● DO THIS
Give the material once more, word for word, without any images.

● RECORDS
====================

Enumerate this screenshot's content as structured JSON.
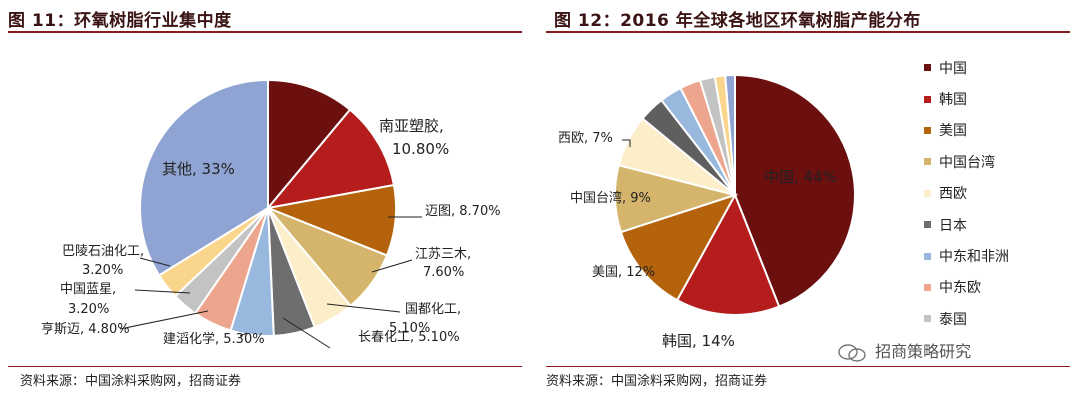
{
  "figures": [
    {
      "title": "图 11：环氧树脂行业集中度",
      "source": "资料来源：中国涂料采购网，招商证券"
    },
    {
      "title": "图 12：2016 年全球各地区环氧树脂产能分布",
      "source": "资料来源：中国涂料采购网，招商证券"
    }
  ],
  "watermark": "招商策略研究",
  "chart_data": [
    {
      "type": "pie",
      "title": "图 11：环氧树脂行业集中度",
      "slices": [
        {
          "label": "南亚塑胶, 10.80%",
          "value": 10.8,
          "color": "#6b0f0f"
        },
        {
          "label": "",
          "value": 10.8,
          "color": "#b51d1d"
        },
        {
          "label": "迈图, 8.70%",
          "value": 8.7,
          "color": "#b4620b"
        },
        {
          "label": "江苏三木, 7.60%",
          "value": 7.6,
          "color": "#d5b56c"
        },
        {
          "label": "国都化工, 5.10%",
          "value": 5.1,
          "color": "#fbeec8"
        },
        {
          "label": "长春化工, 5.10%",
          "value": 5.1,
          "color": "#6e6e6e"
        },
        {
          "label": "建滔化学, 5.30%",
          "value": 5.3,
          "color": "#99b8de"
        },
        {
          "label": "亨斯迈, 4.80%",
          "value": 4.8,
          "color": "#eea58e"
        },
        {
          "label": "中国蓝星, 3.20%",
          "value": 3.2,
          "color": "#c3c3c3"
        },
        {
          "label": "巴陵石油化工, 3.20%",
          "value": 3.2,
          "color": "#fad58c"
        },
        {
          "label": "其他, 33%",
          "value": 33,
          "color": "#8fa4d3"
        }
      ]
    },
    {
      "type": "pie",
      "title": "图 12：2016 年全球各地区环氧树脂产能分布",
      "slices": [
        {
          "label": "中国, 44%",
          "value": 44,
          "color": "#6b0f0f"
        },
        {
          "label": "韩国, 14%",
          "value": 14,
          "color": "#b51d1d"
        },
        {
          "label": "美国, 12%",
          "value": 12,
          "color": "#b4620b"
        },
        {
          "label": "中国台湾, 9%",
          "value": 9,
          "color": "#d5b56c"
        },
        {
          "label": "西欧, 7%",
          "value": 7,
          "color": "#fbeec8"
        },
        {
          "label": "",
          "value": 3.5,
          "color": "#5f5f5f"
        },
        {
          "label": "",
          "value": 3,
          "color": "#99b8de"
        },
        {
          "label": "",
          "value": 2.8,
          "color": "#eea58e"
        },
        {
          "label": "",
          "value": 2,
          "color": "#c3c3c3"
        },
        {
          "label": "",
          "value": 1.4,
          "color": "#fad58c"
        },
        {
          "label": "",
          "value": 1.3,
          "color": "#8fa4d3"
        }
      ],
      "legend": [
        {
          "name": "中国",
          "color": "#6b0f0f"
        },
        {
          "name": "韩国",
          "color": "#b51d1d"
        },
        {
          "name": "美国",
          "color": "#b4620b"
        },
        {
          "name": "中国台湾",
          "color": "#d5b56c"
        },
        {
          "name": "西欧",
          "color": "#fbeec8"
        },
        {
          "name": "日本",
          "color": "#6e6e6e"
        },
        {
          "name": "中东和非洲",
          "color": "#99b8de"
        },
        {
          "name": "中东欧",
          "color": "#eea58e"
        },
        {
          "name": "泰国",
          "color": "#c3c3c3"
        }
      ],
      "legend_position": "right"
    }
  ]
}
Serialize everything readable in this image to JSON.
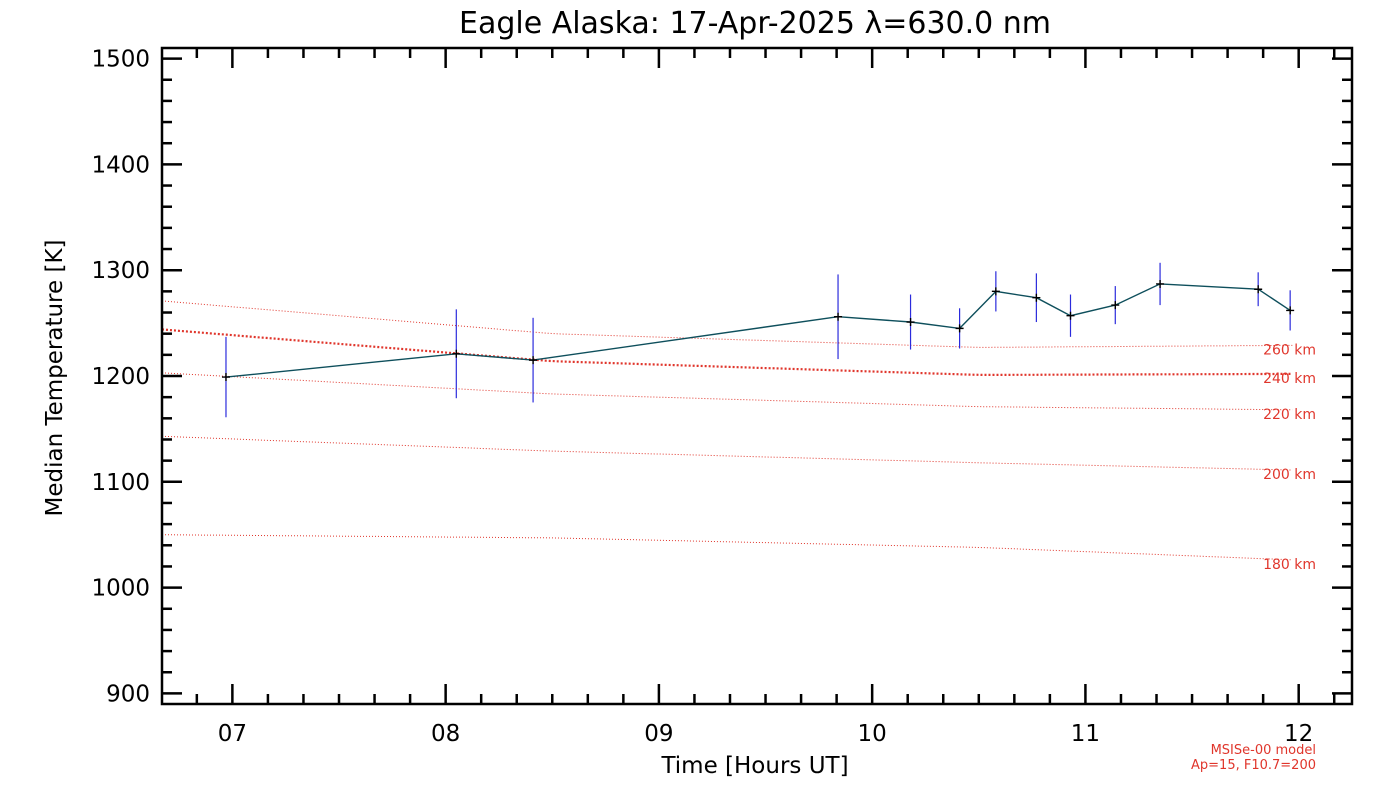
{
  "chart_data": {
    "type": "line",
    "title": "Eagle Alaska: 17-Apr-2025 λ=630.0 nm",
    "xlabel": "Time [Hours UT]",
    "ylabel": "Median Temperature [K]",
    "xlim": [
      6.67,
      12.25
    ],
    "ylim": [
      890,
      1510
    ],
    "x_ticks": [
      7,
      8,
      9,
      10,
      11,
      12
    ],
    "x_tick_labels": [
      "07",
      "08",
      "09",
      "10",
      "11",
      "12"
    ],
    "y_ticks": [
      900,
      1000,
      1100,
      1200,
      1300,
      1400,
      1500
    ],
    "y_tick_labels": [
      "900",
      "1000",
      "1100",
      "1200",
      "1300",
      "1400",
      "1500"
    ],
    "series": [
      {
        "name": "Median Temperature",
        "color": "#0e4f5c",
        "errorbar_color": "#2b2bdc",
        "x": [
          6.97,
          8.05,
          8.41,
          9.84,
          10.18,
          10.41,
          10.58,
          10.77,
          10.93,
          11.14,
          11.35,
          11.81,
          11.96
        ],
        "y": [
          1199,
          1221,
          1215,
          1256,
          1251,
          1245,
          1280,
          1274,
          1257,
          1267,
          1287,
          1282,
          1262
        ],
        "err": [
          38,
          42,
          40,
          40,
          26,
          19,
          19,
          23,
          20,
          18,
          20,
          16,
          19
        ]
      }
    ],
    "model_curves": [
      {
        "label": "260 km",
        "color": "#e0362c",
        "x": [
          6.67,
          8.5,
          10.5,
          12.0
        ],
        "y": [
          1271,
          1240,
          1227,
          1229
        ]
      },
      {
        "label": "240 km",
        "color": "#e0362c",
        "emphasis": true,
        "x": [
          6.67,
          8.5,
          10.5,
          12.0
        ],
        "y": [
          1244,
          1214,
          1201,
          1202
        ]
      },
      {
        "label": "220 km",
        "color": "#e0362c",
        "x": [
          6.67,
          8.5,
          10.5,
          12.0
        ],
        "y": [
          1203,
          1183,
          1171,
          1168
        ]
      },
      {
        "label": "200 km",
        "color": "#e0362c",
        "x": [
          6.67,
          8.5,
          10.5,
          12.0
        ],
        "y": [
          1143,
          1129,
          1118,
          1111
        ]
      },
      {
        "label": "180 km",
        "color": "#e0362c",
        "x": [
          6.67,
          8.5,
          10.5,
          12.0
        ],
        "y": [
          1050,
          1047,
          1038,
          1026
        ]
      }
    ],
    "label_positions": [
      "260 km",
      "240 km",
      "220 km",
      "200 km",
      "180 km"
    ],
    "model_note_line1": "MSISe-00 model",
    "model_note_line2": "Ap=15, F10.7=200",
    "grid": false
  }
}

====================

● TASK RESPONSE
Enumerate this screenshot's content as structured JSON.
{
  "figures": [
    {
      "title": "图 11：环氧树脂行业集中度",
      "source": "资料来源：中国涂料采购网，招商证券"
    },
    {
      "title": "图 12：2016 年全球各地区环氧树脂产能分布",
      "source": "资料来源：中国涂料采购网，招商证券"
    }
  ],
  "watermark": "招商策略研究",
  "chart_data": [
    {
      "type": "pie",
      "title": "图 11：环氧树脂行业集中度",
      "slices": [
        {
          "label": "南亚塑胶, 10.80%",
          "value": 10.8,
          "color": "#6b0f0f"
        },
        {
          "label": "",
          "value": 10.8,
          "color": "#b51d1d"
        },
        {
          "label": "迈图, 8.70%",
          "value": 8.7,
          "color": "#b4620b"
        },
        {
          "label": "江苏三木, 7.60%",
          "value": 7.6,
          "color": "#d5b56c"
        },
        {
          "label": "国都化工, 5.10%",
          "value": 5.1,
          "color": "#fbeec8"
        },
        {
          "label": "长春化工, 5.10%",
          "value": 5.1,
          "color": "#6e6e6e"
        },
        {
          "label": "建滔化学, 5.30%",
          "value": 5.3,
          "color": "#99b8de"
        },
        {
          "label": "亨斯迈, 4.80%",
          "value": 4.8,
          "color": "#eea58e"
        },
        {
          "label": "中国蓝星, 3.20%",
          "value": 3.2,
          "color": "#c3c3c3"
        },
        {
          "label": "巴陵石油化工, 3.20%",
          "value": 3.2,
          "color": "#fad58c"
        },
        {
          "label": "其他, 33%",
          "value": 33,
          "color": "#8fa4d3"
        }
      ]
    },
    {
      "type": "pie",
      "title": "图 12：2016 年全球各地区环氧树脂产能分布",
      "slices": [
        {
          "label": "中国, 44%",
          "value": 44,
          "color": "#6b0f0f"
        },
        {
          "label": "韩国, 14%",
          "value": 14,
          "color": "#b51d1d"
        },
        {
          "label": "美国, 12%",
          "value": 12,
          "color": "#b4620b"
        },
        {
          "label": "中国台湾, 9%",
          "value": 9,
          "color": "#d5b56c"
        },
        {
          "label": "西欧, 7%",
          "value": 7,
          "color": "#fbeec8"
        },
        {
          "label": "",
          "value": 3.5,
          "color": "#5f5f5f"
        },
        {
          "label": "",
          "value": 3,
          "color": "#99b8de"
        },
        {
          "label": "",
          "value": 2.8,
          "color": "#eea58e"
        },
        {
          "label": "",
          "value": 2,
          "color": "#c3c3c3"
        },
        {
          "label": "",
          "value": 1.4,
          "color": "#fad58c"
        },
        {
          "label": "",
          "value": 1.3,
          "color": "#8fa4d3"
        }
      ],
      "legend": [
        {
          "name": "中国",
          "color": "#6b0f0f"
        },
        {
          "name": "韩国",
          "color": "#b51d1d"
        },
        {
          "name": "美国",
          "color": "#b4620b"
        },
        {
          "name": "中国台湾",
          "color": "#d5b56c"
        },
        {
          "name": "西欧",
          "color": "#fbeec8"
        },
        {
          "name": "日本",
          "color": "#6e6e6e"
        },
        {
          "name": "中东和非洲",
          "color": "#99b8de"
        },
        {
          "name": "中东欧",
          "color": "#eea58e"
        },
        {
          "name": "泰国",
          "color": "#c3c3c3"
        }
      ],
      "legend_position": "right"
    }
  ]
}
Serialize everything readable in this image to JSON.
{
  "chart_data": {
    "type": "line",
    "title": "Eagle Alaska: 17-Apr-2025 λ=630.0 nm",
    "xlabel": "Time [Hours UT]",
    "ylabel": "Median Temperature [K]",
    "xlim": [
      6.67,
      12.25
    ],
    "ylim": [
      890,
      1510
    ],
    "x_ticks": [
      7,
      8,
      9,
      10,
      11,
      12
    ],
    "x_tick_labels": [
      "07",
      "08",
      "09",
      "10",
      "11",
      "12"
    ],
    "y_ticks": [
      900,
      1000,
      1100,
      1200,
      1300,
      1400,
      1500
    ],
    "y_tick_labels": [
      "900",
      "1000",
      "1100",
      "1200",
      "1300",
      "1400",
      "1500"
    ],
    "series": [
      {
        "name": "Median Temperature",
        "color": "#0e4f5c",
        "errorbar_color": "#2b2bdc",
        "x": [
          6.97,
          8.05,
          8.41,
          9.84,
          10.18,
          10.41,
          10.58,
          10.77,
          10.93,
          11.14,
          11.35,
          11.81,
          11.96
        ],
        "y": [
          1199,
          1221,
          1215,
          1256,
          1251,
          1245,
          1280,
          1274,
          1257,
          1267,
          1287,
          1282,
          1262
        ],
        "err": [
          38,
          42,
          40,
          40,
          26,
          19,
          19,
          23,
          20,
          18,
          20,
          16,
          19
        ]
      }
    ],
    "model_curves": [
      {
        "label": "260 km",
        "color": "#e0362c",
        "x": [
          6.67,
          8.5,
          10.5,
          12.0
        ],
        "y": [
          1271,
          1240,
          1227,
          1229
        ]
      },
      {
        "label": "240 km",
        "color": "#e0362c",
        "emphasis": true,
        "x": [
          6.67,
          8.5,
          10.5,
          12.0
        ],
        "y": [
          1244,
          1214,
          1201,
          1202
        ]
      },
      {
        "label": "220 km",
        "color": "#e0362c",
        "x": [
          6.67,
          8.5,
          10.5,
          12.0
        ],
        "y": [
          1203,
          1183,
          1171,
          1168
        ]
      },
      {
        "label": "200 km",
        "color": "#e0362c",
        "x": [
          6.67,
          8.5,
          10.5,
          12.0
        ],
        "y": [
          1143,
          1129,
          1118,
          1111
        ]
      },
      {
        "label": "180 km",
        "color": "#e0362c",
        "x": [
          6.67,
          8.5,
          10.5,
          12.0
        ],
        "y": [
          1050,
          1047,
          1038,
          1026
        ]
      }
    ],
    "label_positions": [
      "260 km",
      "240 km",
      "220 km",
      "200 km",
      "180 km"
    ],
    "model_note_line1": "MSISe-00 model",
    "model_note_line2": "Ap=15, F10.7=200",
    "grid": false
  }
}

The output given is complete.